::: Records to process

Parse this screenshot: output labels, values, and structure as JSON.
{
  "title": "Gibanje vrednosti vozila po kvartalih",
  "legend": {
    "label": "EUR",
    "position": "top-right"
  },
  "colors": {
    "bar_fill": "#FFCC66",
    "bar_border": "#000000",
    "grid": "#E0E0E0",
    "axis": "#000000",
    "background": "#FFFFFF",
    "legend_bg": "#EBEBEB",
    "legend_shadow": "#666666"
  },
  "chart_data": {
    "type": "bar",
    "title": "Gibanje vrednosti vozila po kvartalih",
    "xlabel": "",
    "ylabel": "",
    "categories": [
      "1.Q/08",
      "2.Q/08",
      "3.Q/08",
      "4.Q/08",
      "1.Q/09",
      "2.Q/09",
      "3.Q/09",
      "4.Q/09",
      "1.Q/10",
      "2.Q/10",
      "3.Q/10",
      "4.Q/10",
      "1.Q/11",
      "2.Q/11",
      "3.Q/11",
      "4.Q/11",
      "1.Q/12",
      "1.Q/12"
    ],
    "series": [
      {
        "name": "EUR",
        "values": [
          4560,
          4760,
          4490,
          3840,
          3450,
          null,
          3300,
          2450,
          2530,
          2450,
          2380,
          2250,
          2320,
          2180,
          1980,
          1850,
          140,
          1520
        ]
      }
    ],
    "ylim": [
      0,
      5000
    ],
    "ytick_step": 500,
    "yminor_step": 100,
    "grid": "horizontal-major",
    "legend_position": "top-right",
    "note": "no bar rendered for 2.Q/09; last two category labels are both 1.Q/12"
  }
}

::::::
::: Records to process

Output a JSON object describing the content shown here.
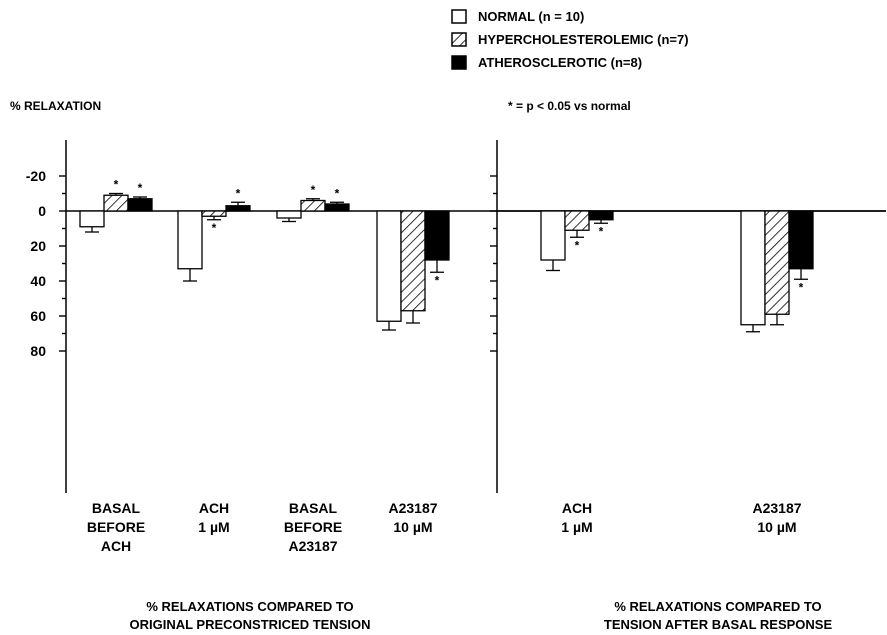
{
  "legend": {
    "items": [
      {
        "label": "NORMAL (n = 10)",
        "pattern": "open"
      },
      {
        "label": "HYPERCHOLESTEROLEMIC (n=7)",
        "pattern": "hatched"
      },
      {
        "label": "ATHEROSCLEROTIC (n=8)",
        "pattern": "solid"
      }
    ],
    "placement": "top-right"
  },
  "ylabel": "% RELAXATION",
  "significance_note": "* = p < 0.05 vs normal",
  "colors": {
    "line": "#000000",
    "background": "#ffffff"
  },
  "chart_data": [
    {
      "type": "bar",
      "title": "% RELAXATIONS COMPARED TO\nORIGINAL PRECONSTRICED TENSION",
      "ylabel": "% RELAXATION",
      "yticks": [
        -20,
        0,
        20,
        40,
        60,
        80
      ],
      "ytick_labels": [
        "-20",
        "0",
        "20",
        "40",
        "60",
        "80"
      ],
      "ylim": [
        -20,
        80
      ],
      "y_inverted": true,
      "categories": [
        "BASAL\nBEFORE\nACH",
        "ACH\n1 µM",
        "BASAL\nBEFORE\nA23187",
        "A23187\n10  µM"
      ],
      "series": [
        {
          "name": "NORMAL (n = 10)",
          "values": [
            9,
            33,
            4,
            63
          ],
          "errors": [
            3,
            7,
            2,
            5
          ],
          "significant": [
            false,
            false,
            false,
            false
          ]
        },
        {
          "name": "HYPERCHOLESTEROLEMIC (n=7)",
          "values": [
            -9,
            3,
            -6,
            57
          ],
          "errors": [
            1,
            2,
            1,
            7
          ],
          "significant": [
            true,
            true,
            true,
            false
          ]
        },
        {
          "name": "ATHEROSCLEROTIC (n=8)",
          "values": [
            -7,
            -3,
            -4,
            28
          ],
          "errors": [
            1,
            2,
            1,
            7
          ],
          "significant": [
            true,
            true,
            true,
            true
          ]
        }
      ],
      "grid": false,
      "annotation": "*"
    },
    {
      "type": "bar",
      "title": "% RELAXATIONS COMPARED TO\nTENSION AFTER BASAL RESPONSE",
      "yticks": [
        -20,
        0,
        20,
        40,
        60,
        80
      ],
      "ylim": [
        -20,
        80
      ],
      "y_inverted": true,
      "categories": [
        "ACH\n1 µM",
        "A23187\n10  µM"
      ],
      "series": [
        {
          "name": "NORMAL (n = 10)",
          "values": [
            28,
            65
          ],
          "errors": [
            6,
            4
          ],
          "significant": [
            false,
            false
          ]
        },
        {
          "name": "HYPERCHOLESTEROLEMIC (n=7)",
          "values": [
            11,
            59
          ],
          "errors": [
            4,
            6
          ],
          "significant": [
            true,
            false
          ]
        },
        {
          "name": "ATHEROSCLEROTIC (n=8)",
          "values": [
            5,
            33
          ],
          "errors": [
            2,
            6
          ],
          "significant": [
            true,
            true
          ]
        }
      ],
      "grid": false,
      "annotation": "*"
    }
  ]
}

::::::
::: Records to process

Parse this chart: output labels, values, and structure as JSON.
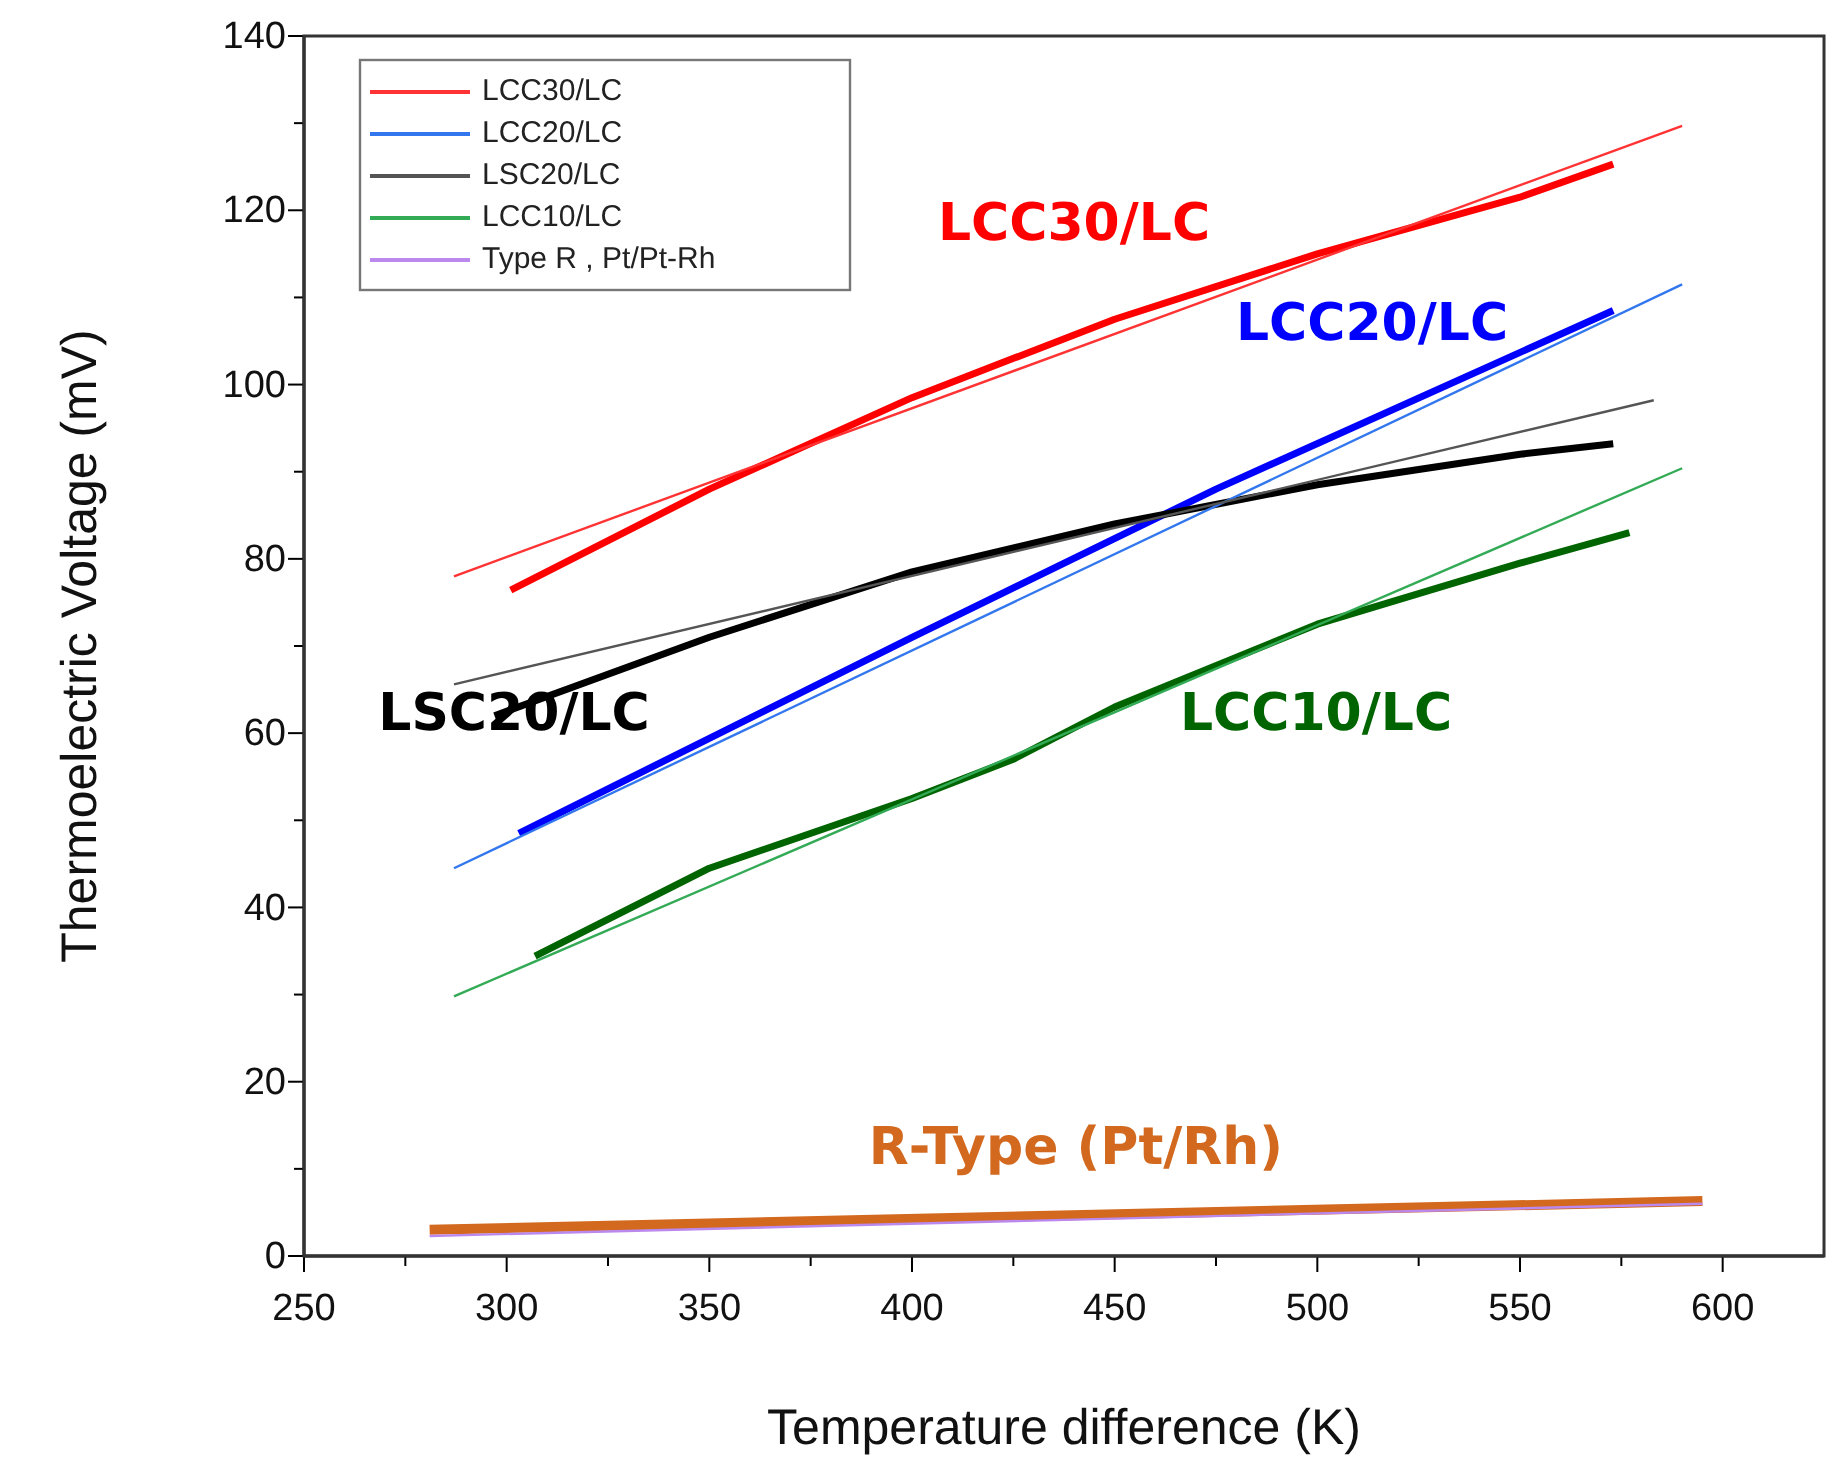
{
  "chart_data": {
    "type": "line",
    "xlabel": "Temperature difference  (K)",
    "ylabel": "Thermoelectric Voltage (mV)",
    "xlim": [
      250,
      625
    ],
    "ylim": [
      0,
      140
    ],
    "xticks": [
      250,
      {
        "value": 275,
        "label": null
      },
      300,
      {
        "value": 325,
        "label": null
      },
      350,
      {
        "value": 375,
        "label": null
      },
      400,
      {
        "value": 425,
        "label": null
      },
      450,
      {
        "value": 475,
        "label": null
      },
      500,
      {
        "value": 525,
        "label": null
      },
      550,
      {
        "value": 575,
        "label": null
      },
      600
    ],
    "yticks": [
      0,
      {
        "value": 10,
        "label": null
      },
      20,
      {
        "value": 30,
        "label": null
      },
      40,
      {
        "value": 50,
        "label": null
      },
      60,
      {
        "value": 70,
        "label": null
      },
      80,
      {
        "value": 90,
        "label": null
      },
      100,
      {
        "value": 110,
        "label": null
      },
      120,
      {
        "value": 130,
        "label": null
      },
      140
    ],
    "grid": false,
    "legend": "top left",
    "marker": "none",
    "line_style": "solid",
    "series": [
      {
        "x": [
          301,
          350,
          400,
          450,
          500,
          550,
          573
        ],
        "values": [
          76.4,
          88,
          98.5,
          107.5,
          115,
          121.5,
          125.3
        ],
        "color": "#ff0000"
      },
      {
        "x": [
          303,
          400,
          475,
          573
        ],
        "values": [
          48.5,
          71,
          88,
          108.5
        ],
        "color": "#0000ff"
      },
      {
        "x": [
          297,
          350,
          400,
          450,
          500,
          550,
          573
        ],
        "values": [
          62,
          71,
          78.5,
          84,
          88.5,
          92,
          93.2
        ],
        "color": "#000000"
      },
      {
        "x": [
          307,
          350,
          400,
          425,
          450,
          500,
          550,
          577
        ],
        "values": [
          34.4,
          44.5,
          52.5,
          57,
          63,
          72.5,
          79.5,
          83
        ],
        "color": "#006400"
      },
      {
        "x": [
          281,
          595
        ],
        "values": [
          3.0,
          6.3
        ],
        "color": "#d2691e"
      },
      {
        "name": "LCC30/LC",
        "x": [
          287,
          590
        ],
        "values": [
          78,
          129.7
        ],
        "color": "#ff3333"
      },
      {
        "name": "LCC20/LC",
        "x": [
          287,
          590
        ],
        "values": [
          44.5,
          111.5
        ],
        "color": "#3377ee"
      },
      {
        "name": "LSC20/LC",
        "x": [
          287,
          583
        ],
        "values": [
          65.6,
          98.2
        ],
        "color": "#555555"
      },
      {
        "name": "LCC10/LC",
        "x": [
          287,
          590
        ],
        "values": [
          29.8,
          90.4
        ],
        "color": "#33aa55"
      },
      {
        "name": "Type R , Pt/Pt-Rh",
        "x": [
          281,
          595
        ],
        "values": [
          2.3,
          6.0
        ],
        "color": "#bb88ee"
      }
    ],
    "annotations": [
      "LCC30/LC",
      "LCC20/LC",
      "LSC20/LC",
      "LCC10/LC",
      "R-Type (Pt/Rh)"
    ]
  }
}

::::::

Given exercise
Determine how many lines of the data contain "structure" and give nothing but that number.

Correct output
2